Stated task
Your copy of the material below should match it exactly, except that it holds no pictures.
Start of Data shown
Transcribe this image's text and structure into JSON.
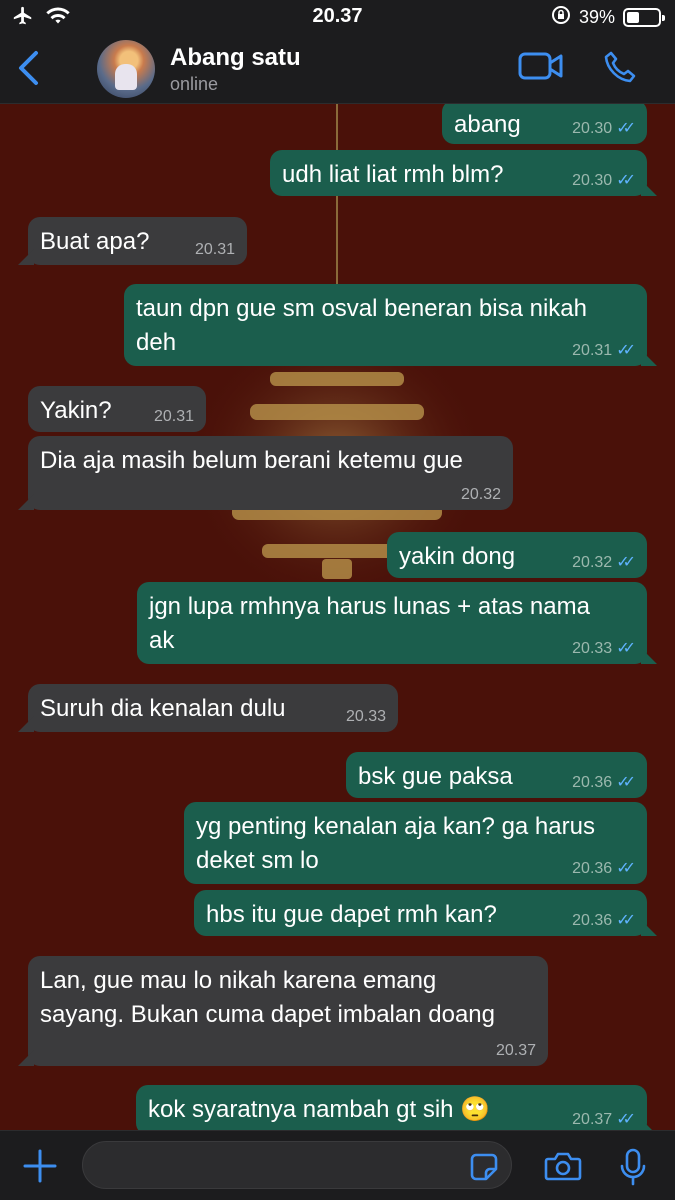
{
  "status_bar": {
    "time": "20.37",
    "battery": "39%"
  },
  "header": {
    "contact_name": "Abang satu",
    "status": "online"
  },
  "messages": [
    {
      "dir": "out",
      "text": "abang",
      "time": "20.30"
    },
    {
      "dir": "out",
      "text": "udh liat liat rmh blm?",
      "time": "20.30"
    },
    {
      "dir": "in",
      "text": "Buat apa?",
      "time": "20.31"
    },
    {
      "dir": "out",
      "text": "taun dpn gue sm osval beneran bisa nikah\ndeh",
      "time": "20.31"
    },
    {
      "dir": "in",
      "text": "Yakin?",
      "time": "20.31"
    },
    {
      "dir": "in",
      "text": "Dia aja masih belum berani ketemu gue",
      "time": "20.32"
    },
    {
      "dir": "out",
      "text": "yakin dong",
      "time": "20.32"
    },
    {
      "dir": "out",
      "text": "jgn lupa rmhnya harus lunas + atas nama\nak",
      "time": "20.33"
    },
    {
      "dir": "in",
      "text": "Suruh dia kenalan dulu",
      "time": "20.33"
    },
    {
      "dir": "out",
      "text": "bsk gue paksa",
      "time": "20.36"
    },
    {
      "dir": "out",
      "text": "yg penting kenalan aja kan? ga harus\ndeket sm lo",
      "time": "20.36"
    },
    {
      "dir": "out",
      "text": "hbs itu gue dapet rmh kan?",
      "time": "20.36"
    },
    {
      "dir": "in",
      "text": "Lan, gue mau lo nikah karena emang\nsayang. Bukan cuma dapet imbalan doang",
      "time": "20.37"
    },
    {
      "dir": "out",
      "text": "kok syaratnya nambah gt sih 🙄",
      "time": "20.37"
    }
  ],
  "colors": {
    "accent": "#3d8ef0",
    "chat_bg": "#4a1109",
    "bubble_in": "#3b3b3d",
    "bubble_out": "#1b5e4d",
    "read_ticks": "#5fb3ff"
  },
  "icons": [
    "airplane-icon",
    "wifi-icon",
    "rotation-lock-icon",
    "battery-icon",
    "back-chevron-icon",
    "video-call-icon",
    "phone-icon",
    "plus-icon",
    "sticker-icon",
    "camera-icon",
    "microphone-icon"
  ]
}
End of Data shown
Response below
Transcribe this image's text and structure into JSON.
{
  "status_bar": {
    "time": "20.37",
    "battery": "39%"
  },
  "header": {
    "contact_name": "Abang satu",
    "status": "online"
  },
  "messages": [
    {
      "dir": "out",
      "text": "abang",
      "time": "20.30"
    },
    {
      "dir": "out",
      "text": "udh liat liat rmh blm?",
      "time": "20.30"
    },
    {
      "dir": "in",
      "text": "Buat apa?",
      "time": "20.31"
    },
    {
      "dir": "out",
      "text": "taun dpn gue sm osval beneran bisa nikah\ndeh",
      "time": "20.31"
    },
    {
      "dir": "in",
      "text": "Yakin?",
      "time": "20.31"
    },
    {
      "dir": "in",
      "text": "Dia aja masih belum berani ketemu gue",
      "time": "20.32"
    },
    {
      "dir": "out",
      "text": "yakin dong",
      "time": "20.32"
    },
    {
      "dir": "out",
      "text": "jgn lupa rmhnya harus lunas + atas nama\nak",
      "time": "20.33"
    },
    {
      "dir": "in",
      "text": "Suruh dia kenalan dulu",
      "time": "20.33"
    },
    {
      "dir": "out",
      "text": "bsk gue paksa",
      "time": "20.36"
    },
    {
      "dir": "out",
      "text": "yg penting kenalan aja kan? ga harus\ndeket sm lo",
      "time": "20.36"
    },
    {
      "dir": "out",
      "text": "hbs itu gue dapet rmh kan?",
      "time": "20.36"
    },
    {
      "dir": "in",
      "text": "Lan, gue mau lo nikah karena emang\nsayang. Bukan cuma dapet imbalan doang",
      "time": "20.37"
    },
    {
      "dir": "out",
      "text": "kok syaratnya nambah gt sih 🙄",
      "time": "20.37"
    }
  ],
  "colors": {
    "accent": "#3d8ef0",
    "chat_bg": "#4a1109",
    "bubble_in": "#3b3b3d",
    "bubble_out": "#1b5e4d",
    "read_ticks": "#5fb3ff"
  },
  "icons": [
    "airplane-icon",
    "wifi-icon",
    "rotation-lock-icon",
    "battery-icon",
    "back-chevron-icon",
    "video-call-icon",
    "phone-icon",
    "plus-icon",
    "sticker-icon",
    "camera-icon",
    "microphone-icon"
  ]
}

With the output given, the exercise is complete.